What to do:
Every line with the string "Optix" should be gathered.
___ Data for the task ___
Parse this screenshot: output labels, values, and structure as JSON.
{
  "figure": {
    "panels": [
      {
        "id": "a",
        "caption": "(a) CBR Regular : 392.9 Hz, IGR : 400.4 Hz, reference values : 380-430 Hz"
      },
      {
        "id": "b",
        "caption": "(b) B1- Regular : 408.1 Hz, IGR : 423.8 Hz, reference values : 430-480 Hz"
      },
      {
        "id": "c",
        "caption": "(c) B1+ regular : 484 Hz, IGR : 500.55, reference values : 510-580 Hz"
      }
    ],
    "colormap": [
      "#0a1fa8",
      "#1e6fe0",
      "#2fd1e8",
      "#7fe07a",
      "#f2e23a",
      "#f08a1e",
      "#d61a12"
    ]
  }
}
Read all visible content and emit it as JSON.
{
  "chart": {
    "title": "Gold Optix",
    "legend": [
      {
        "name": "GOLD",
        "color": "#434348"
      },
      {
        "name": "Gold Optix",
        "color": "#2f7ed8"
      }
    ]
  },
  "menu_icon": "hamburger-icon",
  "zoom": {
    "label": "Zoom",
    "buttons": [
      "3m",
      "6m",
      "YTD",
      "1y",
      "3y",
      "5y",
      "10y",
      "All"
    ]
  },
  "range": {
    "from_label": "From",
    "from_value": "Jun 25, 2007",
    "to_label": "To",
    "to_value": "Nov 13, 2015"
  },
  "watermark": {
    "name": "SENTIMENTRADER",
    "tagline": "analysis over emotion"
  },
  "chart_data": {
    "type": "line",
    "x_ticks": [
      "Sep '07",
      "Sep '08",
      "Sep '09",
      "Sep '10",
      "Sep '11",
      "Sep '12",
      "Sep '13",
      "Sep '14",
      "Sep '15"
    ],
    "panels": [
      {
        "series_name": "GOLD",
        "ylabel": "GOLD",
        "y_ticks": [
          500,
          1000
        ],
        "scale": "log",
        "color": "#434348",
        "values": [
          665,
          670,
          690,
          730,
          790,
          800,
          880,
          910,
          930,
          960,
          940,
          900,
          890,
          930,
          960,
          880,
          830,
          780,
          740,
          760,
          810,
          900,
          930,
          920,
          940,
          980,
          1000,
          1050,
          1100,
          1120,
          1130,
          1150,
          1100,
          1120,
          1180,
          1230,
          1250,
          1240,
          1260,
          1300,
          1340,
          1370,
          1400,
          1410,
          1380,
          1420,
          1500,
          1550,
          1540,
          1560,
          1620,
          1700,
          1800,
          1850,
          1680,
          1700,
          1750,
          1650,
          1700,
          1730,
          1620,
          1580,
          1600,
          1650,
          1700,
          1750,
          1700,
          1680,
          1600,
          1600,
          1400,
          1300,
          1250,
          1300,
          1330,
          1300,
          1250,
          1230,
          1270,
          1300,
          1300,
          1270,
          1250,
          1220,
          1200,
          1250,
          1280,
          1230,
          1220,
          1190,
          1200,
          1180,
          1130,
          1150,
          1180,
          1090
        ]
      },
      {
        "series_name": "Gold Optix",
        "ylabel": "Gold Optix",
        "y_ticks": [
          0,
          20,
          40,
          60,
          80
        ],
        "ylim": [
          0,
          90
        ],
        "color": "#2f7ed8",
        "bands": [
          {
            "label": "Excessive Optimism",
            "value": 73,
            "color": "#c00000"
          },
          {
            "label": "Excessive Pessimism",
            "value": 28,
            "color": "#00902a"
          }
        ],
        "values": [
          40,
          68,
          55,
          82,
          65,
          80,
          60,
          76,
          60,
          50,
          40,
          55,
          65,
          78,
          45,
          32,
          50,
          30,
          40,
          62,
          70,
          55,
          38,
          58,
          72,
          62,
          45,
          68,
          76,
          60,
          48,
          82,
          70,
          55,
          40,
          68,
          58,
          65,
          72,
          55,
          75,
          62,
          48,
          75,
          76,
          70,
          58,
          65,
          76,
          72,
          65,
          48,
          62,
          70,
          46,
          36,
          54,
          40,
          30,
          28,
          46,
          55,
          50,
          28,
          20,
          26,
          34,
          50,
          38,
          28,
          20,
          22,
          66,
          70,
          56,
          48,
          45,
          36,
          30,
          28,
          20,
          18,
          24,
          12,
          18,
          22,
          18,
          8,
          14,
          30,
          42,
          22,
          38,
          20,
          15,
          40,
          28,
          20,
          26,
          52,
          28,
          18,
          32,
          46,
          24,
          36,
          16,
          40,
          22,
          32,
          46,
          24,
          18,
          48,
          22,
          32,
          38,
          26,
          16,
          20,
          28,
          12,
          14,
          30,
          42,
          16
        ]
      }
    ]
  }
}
___
Task solution:
    "title": "Gold Optix",
        "name": "Gold Optix",
        "series_name": "Gold Optix",
        "ylabel": "Gold Optix",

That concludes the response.